> EXERCISE PROMPT:
Report each line of the data that includes the word "kind".

[Dataset rows about figures]
● ● ●
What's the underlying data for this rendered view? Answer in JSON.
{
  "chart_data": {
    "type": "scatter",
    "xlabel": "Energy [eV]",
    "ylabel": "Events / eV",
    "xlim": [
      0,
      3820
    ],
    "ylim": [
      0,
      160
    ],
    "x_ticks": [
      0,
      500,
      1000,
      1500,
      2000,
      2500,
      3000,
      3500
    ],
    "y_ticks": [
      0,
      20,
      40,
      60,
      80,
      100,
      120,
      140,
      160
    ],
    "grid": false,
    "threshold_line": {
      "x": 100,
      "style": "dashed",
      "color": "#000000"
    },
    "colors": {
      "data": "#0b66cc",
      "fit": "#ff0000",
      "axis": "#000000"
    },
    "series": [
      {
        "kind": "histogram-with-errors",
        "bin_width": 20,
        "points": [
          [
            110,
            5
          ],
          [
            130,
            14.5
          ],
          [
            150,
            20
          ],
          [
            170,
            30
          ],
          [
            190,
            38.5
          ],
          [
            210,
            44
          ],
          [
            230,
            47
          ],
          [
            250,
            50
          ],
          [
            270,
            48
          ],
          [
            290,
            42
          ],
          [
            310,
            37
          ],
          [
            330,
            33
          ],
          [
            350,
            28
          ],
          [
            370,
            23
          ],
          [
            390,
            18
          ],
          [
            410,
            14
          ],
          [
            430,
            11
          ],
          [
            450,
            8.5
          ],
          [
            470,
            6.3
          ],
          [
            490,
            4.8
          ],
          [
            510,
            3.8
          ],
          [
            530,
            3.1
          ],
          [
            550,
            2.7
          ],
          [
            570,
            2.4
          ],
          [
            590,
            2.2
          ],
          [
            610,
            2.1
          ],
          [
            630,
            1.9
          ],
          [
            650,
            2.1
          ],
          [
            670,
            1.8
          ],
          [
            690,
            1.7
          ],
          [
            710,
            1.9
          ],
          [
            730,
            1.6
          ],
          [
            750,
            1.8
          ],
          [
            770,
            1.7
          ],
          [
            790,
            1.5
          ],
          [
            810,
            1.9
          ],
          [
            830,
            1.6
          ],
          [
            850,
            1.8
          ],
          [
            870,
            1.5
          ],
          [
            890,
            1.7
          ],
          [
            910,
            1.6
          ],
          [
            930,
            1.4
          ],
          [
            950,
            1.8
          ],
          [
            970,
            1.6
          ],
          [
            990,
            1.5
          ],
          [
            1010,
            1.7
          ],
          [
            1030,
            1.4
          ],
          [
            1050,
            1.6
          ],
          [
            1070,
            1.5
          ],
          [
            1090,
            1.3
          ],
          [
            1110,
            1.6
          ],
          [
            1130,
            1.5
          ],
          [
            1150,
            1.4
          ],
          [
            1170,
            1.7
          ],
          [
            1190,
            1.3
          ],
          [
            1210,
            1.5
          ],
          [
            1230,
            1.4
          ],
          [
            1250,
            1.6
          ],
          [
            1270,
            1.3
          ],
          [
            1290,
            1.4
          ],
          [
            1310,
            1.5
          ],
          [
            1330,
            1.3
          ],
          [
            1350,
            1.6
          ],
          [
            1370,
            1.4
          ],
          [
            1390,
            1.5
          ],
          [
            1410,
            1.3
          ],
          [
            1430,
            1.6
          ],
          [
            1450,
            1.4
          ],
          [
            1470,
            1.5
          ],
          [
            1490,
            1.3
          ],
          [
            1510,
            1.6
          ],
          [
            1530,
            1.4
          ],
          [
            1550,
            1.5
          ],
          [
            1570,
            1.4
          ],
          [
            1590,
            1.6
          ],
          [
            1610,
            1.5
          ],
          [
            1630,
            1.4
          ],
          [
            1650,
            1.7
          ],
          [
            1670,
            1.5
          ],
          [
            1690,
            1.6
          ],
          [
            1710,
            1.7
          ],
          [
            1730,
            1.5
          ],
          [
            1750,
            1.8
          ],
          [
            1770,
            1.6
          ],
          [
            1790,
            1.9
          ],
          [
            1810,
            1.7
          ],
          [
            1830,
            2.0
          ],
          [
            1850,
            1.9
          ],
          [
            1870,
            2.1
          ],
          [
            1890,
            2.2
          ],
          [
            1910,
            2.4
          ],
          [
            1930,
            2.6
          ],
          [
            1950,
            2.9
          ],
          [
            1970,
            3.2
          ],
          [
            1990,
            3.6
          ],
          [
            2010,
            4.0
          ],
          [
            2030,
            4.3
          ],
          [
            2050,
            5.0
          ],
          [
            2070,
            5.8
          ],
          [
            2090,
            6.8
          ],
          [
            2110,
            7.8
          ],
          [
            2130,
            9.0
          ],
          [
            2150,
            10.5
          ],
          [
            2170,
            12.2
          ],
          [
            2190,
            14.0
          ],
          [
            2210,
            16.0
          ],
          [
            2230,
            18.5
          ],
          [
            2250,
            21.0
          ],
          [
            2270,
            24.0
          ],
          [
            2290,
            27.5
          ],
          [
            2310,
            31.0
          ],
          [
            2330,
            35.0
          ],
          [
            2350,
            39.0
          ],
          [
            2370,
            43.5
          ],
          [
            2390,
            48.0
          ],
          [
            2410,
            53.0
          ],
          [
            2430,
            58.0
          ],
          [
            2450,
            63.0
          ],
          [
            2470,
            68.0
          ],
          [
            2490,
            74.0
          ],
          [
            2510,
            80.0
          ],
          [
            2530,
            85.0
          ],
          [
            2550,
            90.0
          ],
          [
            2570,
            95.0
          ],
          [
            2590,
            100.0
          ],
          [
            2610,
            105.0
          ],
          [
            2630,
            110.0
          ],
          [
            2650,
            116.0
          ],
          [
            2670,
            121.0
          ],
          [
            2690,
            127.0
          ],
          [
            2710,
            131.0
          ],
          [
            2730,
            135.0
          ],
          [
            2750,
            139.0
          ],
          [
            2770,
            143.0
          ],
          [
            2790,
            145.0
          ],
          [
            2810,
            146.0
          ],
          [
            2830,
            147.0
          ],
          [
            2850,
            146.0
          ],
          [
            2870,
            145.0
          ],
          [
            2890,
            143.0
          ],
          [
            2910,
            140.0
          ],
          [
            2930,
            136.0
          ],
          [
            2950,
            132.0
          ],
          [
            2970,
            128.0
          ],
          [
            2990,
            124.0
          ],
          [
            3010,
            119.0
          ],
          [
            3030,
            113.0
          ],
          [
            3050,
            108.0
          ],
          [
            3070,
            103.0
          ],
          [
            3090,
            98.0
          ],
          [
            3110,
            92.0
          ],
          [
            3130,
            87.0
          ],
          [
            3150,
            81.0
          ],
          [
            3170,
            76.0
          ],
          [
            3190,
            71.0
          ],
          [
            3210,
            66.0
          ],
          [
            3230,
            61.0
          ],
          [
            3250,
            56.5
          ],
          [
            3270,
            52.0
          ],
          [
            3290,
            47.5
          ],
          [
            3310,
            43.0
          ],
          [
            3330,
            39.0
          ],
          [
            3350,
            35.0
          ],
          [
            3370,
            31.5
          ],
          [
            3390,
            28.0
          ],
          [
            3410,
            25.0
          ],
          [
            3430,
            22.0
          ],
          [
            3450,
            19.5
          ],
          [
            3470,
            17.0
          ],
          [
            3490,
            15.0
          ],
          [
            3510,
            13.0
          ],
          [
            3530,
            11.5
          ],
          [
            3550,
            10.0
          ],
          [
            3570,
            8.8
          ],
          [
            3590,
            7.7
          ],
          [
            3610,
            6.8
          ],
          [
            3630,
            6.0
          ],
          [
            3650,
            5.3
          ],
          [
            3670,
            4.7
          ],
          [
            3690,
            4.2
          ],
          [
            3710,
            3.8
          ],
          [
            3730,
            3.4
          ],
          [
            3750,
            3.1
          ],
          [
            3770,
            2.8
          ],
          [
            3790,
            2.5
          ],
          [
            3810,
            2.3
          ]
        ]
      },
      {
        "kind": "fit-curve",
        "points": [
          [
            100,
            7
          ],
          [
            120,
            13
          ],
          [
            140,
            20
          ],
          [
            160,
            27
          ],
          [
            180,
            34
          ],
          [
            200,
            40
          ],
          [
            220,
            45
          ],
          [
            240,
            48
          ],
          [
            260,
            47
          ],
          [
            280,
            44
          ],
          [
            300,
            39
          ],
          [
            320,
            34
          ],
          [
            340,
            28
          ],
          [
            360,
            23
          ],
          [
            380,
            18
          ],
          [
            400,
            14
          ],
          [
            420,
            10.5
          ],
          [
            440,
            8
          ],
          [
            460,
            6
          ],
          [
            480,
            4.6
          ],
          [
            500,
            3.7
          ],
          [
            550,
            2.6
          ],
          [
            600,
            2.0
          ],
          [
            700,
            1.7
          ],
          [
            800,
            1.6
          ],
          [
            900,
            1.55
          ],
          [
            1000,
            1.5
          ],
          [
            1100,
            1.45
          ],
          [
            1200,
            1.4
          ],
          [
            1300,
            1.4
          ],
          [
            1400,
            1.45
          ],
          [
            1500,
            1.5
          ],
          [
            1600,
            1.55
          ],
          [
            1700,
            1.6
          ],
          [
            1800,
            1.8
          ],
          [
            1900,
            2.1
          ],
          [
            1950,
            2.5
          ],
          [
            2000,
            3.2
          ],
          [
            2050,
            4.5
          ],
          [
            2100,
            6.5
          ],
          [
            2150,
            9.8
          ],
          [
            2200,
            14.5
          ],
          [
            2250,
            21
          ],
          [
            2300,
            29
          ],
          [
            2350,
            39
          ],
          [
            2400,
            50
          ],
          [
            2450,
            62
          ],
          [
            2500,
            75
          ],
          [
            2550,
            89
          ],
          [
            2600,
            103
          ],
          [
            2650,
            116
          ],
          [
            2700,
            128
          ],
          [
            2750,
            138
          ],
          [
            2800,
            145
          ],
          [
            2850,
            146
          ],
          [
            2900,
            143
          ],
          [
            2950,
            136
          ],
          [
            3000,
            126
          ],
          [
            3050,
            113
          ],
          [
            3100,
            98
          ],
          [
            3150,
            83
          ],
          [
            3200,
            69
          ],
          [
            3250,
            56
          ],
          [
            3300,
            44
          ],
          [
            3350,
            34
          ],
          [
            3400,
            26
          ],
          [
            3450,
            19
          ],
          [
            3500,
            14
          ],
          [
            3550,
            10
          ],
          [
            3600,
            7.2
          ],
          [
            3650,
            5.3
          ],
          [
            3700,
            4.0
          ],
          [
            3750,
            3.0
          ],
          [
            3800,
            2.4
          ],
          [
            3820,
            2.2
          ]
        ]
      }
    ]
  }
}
● ● ●
> CORRECT ANSWER:
        "kind": "histogram-with-errors",
        "kind": "fit-curve",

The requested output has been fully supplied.